(Records)
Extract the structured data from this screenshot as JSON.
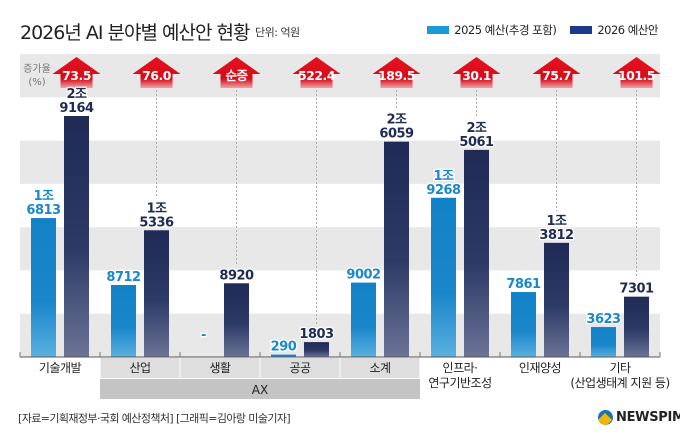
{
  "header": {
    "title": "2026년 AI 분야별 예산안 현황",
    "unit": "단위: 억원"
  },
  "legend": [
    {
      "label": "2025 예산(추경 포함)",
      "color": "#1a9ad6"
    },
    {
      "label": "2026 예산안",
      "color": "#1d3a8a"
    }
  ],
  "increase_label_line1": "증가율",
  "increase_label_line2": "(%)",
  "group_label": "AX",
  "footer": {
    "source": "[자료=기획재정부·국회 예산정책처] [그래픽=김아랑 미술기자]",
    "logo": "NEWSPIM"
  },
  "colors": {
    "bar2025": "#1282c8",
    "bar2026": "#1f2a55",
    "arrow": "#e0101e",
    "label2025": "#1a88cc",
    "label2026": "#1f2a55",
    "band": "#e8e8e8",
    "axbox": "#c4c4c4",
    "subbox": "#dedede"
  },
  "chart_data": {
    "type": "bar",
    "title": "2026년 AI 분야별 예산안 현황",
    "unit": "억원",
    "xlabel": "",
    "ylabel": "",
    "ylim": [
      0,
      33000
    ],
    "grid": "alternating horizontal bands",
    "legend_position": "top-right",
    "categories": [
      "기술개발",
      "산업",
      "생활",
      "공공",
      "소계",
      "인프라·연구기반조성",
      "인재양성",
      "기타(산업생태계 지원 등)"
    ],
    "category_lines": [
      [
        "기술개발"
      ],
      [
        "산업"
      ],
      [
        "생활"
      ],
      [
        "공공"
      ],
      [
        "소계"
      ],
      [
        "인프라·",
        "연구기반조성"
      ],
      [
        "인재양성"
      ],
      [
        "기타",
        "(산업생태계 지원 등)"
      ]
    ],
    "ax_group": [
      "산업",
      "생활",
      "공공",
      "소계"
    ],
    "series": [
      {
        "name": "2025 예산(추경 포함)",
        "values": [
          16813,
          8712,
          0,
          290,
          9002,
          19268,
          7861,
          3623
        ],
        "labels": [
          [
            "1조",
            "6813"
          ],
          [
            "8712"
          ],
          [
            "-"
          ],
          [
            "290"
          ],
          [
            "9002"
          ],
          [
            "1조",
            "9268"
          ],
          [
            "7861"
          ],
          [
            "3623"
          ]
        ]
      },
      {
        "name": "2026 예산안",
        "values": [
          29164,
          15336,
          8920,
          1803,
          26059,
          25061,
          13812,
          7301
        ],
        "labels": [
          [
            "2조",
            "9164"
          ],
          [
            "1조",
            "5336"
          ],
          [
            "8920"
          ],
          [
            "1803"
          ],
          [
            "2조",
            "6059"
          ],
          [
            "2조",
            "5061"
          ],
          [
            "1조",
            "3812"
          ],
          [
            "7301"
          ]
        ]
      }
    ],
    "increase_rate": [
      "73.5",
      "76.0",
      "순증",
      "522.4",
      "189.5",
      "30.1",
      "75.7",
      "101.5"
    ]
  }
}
--
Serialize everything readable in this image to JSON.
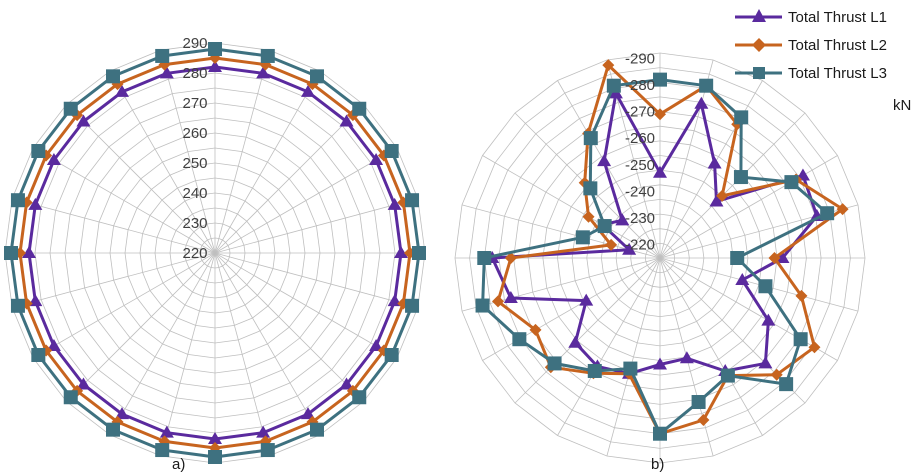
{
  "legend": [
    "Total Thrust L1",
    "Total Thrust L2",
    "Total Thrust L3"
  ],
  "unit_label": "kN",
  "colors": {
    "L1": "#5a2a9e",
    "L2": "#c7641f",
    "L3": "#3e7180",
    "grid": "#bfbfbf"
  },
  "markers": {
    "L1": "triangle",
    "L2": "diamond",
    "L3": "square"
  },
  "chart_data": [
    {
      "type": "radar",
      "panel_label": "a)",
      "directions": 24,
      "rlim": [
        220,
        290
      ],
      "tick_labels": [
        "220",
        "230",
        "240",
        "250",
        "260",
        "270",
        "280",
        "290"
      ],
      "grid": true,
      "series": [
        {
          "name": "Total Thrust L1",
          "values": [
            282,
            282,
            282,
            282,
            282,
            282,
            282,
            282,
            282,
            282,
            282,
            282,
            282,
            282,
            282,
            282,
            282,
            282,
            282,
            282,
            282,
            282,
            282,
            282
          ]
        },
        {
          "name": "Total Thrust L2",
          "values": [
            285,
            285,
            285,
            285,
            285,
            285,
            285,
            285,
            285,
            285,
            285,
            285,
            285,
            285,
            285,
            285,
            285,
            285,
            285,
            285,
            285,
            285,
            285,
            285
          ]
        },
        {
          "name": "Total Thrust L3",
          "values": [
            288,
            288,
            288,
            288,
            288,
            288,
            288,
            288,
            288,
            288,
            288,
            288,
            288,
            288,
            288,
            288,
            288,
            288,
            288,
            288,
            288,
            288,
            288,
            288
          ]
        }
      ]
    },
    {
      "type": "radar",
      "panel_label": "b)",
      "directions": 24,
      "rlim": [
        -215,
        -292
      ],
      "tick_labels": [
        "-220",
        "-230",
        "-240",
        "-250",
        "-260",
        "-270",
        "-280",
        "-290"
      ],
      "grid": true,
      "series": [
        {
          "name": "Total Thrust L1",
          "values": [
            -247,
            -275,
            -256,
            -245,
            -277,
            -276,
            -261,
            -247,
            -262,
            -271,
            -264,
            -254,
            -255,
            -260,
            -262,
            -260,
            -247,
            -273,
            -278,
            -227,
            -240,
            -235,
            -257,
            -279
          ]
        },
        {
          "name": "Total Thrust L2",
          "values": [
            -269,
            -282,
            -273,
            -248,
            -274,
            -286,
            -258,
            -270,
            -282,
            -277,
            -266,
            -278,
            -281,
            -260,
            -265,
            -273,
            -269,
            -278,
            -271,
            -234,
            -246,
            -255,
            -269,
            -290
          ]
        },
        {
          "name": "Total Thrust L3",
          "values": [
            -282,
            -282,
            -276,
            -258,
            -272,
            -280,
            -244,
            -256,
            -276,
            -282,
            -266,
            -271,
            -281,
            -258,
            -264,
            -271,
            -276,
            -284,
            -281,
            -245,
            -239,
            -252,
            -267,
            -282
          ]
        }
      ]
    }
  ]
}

**TO BE DONE**
Copy every line of the entries above in which "this" occurs.

**TASK RESPONSE**
Extract the structured data from this screenshot as JSON.
Serialize everything readable in this image to JSON.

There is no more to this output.